Set problem
Of all the lines here, how many include the string "数据说明"? Answer with the number only.

Data shown

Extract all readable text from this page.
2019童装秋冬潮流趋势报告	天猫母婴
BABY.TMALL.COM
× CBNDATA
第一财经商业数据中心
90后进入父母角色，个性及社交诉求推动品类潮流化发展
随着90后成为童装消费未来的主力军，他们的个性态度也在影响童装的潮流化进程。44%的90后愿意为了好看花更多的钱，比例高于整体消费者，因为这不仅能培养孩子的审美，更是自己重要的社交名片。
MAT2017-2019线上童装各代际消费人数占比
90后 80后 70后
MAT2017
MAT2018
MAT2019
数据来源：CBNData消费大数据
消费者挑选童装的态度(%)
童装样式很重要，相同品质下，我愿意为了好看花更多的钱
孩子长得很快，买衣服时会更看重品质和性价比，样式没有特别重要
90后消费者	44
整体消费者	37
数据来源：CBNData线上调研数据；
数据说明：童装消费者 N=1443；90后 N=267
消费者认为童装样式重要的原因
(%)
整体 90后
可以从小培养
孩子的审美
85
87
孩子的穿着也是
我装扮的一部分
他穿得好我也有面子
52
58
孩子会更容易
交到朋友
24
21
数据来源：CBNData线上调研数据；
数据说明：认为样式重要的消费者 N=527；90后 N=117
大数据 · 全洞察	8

Output of the exercise
2